### Directions for this task
Omit every picture and return the rest of the data unaltered.

[Collected data]
----------
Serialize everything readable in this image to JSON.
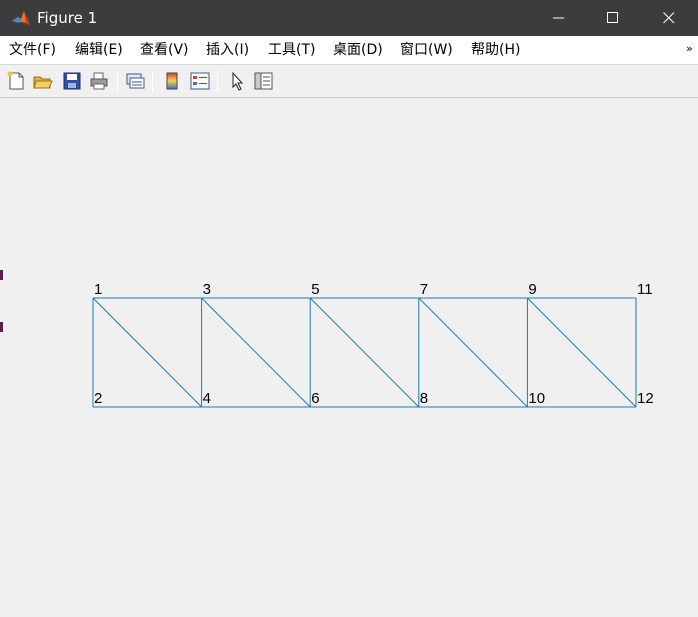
{
  "window": {
    "title": "Figure 1",
    "controls": [
      "minimize-icon",
      "maximize-icon",
      "close-icon"
    ]
  },
  "menu": {
    "items": [
      {
        "label": "文件(F)"
      },
      {
        "label": "编辑(E)"
      },
      {
        "label": "查看(V)"
      },
      {
        "label": "插入(I)"
      },
      {
        "label": "工具(T)"
      },
      {
        "label": "桌面(D)"
      },
      {
        "label": "窗口(W)"
      },
      {
        "label": "帮助(H)"
      }
    ],
    "overflow_icon": "chevron-double-right-icon"
  },
  "toolbar": {
    "tools": [
      "new-figure-icon",
      "open-file-icon",
      "save-icon",
      "print-icon",
      "link-plot-icon",
      "colorbar-icon",
      "legend-icon",
      "edit-plot-arrow-icon",
      "property-inspector-icon"
    ]
  },
  "plot": {
    "colors": {
      "edge": "#1f7ab8",
      "background": "#f0f0f0"
    },
    "nodes": [
      {
        "id": "1",
        "label": "1",
        "x": 0,
        "y": 1
      },
      {
        "id": "2",
        "label": "2",
        "x": 0,
        "y": 0
      },
      {
        "id": "3",
        "label": "3",
        "x": 1,
        "y": 1
      },
      {
        "id": "4",
        "label": "4",
        "x": 1,
        "y": 0
      },
      {
        "id": "5",
        "label": "5",
        "x": 2,
        "y": 1
      },
      {
        "id": "6",
        "label": "6",
        "x": 2,
        "y": 0
      },
      {
        "id": "7",
        "label": "7",
        "x": 3,
        "y": 1
      },
      {
        "id": "8",
        "label": "8",
        "x": 3,
        "y": 0
      },
      {
        "id": "9",
        "label": "9",
        "x": 4,
        "y": 1
      },
      {
        "id": "10",
        "label": "10",
        "x": 4,
        "y": 0
      },
      {
        "id": "11",
        "label": "11",
        "x": 5,
        "y": 1
      },
      {
        "id": "12",
        "label": "12",
        "x": 5,
        "y": 0
      }
    ],
    "edges": [
      [
        "1",
        "3"
      ],
      [
        "3",
        "5"
      ],
      [
        "5",
        "7"
      ],
      [
        "7",
        "9"
      ],
      [
        "9",
        "11"
      ],
      [
        "2",
        "4"
      ],
      [
        "4",
        "6"
      ],
      [
        "6",
        "8"
      ],
      [
        "8",
        "10"
      ],
      [
        "10",
        "12"
      ],
      [
        "1",
        "2"
      ],
      [
        "3",
        "4"
      ],
      [
        "5",
        "6"
      ],
      [
        "7",
        "8"
      ],
      [
        "9",
        "10"
      ],
      [
        "11",
        "12"
      ],
      [
        "1",
        "4"
      ],
      [
        "3",
        "6"
      ],
      [
        "5",
        "8"
      ],
      [
        "7",
        "10"
      ],
      [
        "9",
        "12"
      ]
    ]
  }
}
----------
### Result
Serialize everything readable in this image to JSON.
{
  "window": {
    "title": "Figure 1",
    "controls": [
      "minimize-icon",
      "maximize-icon",
      "close-icon"
    ]
  },
  "menu": {
    "items": [
      {
        "label": "文件(F)"
      },
      {
        "label": "编辑(E)"
      },
      {
        "label": "查看(V)"
      },
      {
        "label": "插入(I)"
      },
      {
        "label": "工具(T)"
      },
      {
        "label": "桌面(D)"
      },
      {
        "label": "窗口(W)"
      },
      {
        "label": "帮助(H)"
      }
    ],
    "overflow_icon": "chevron-double-right-icon"
  },
  "toolbar": {
    "tools": [
      "new-figure-icon",
      "open-file-icon",
      "save-icon",
      "print-icon",
      "link-plot-icon",
      "colorbar-icon",
      "legend-icon",
      "edit-plot-arrow-icon",
      "property-inspector-icon"
    ]
  },
  "plot": {
    "colors": {
      "edge": "#1f7ab8",
      "background": "#f0f0f0"
    },
    "nodes": [
      {
        "id": "1",
        "label": "1",
        "x": 0,
        "y": 1
      },
      {
        "id": "2",
        "label": "2",
        "x": 0,
        "y": 0
      },
      {
        "id": "3",
        "label": "3",
        "x": 1,
        "y": 1
      },
      {
        "id": "4",
        "label": "4",
        "x": 1,
        "y": 0
      },
      {
        "id": "5",
        "label": "5",
        "x": 2,
        "y": 1
      },
      {
        "id": "6",
        "label": "6",
        "x": 2,
        "y": 0
      },
      {
        "id": "7",
        "label": "7",
        "x": 3,
        "y": 1
      },
      {
        "id": "8",
        "label": "8",
        "x": 3,
        "y": 0
      },
      {
        "id": "9",
        "label": "9",
        "x": 4,
        "y": 1
      },
      {
        "id": "10",
        "label": "10",
        "x": 4,
        "y": 0
      },
      {
        "id": "11",
        "label": "11",
        "x": 5,
        "y": 1
      },
      {
        "id": "12",
        "label": "12",
        "x": 5,
        "y": 0
      }
    ],
    "edges": [
      [
        "1",
        "3"
      ],
      [
        "3",
        "5"
      ],
      [
        "5",
        "7"
      ],
      [
        "7",
        "9"
      ],
      [
        "9",
        "11"
      ],
      [
        "2",
        "4"
      ],
      [
        "4",
        "6"
      ],
      [
        "6",
        "8"
      ],
      [
        "8",
        "10"
      ],
      [
        "10",
        "12"
      ],
      [
        "1",
        "2"
      ],
      [
        "3",
        "4"
      ],
      [
        "5",
        "6"
      ],
      [
        "7",
        "8"
      ],
      [
        "9",
        "10"
      ],
      [
        "11",
        "12"
      ],
      [
        "1",
        "4"
      ],
      [
        "3",
        "6"
      ],
      [
        "5",
        "8"
      ],
      [
        "7",
        "10"
      ],
      [
        "9",
        "12"
      ]
    ]
  }
}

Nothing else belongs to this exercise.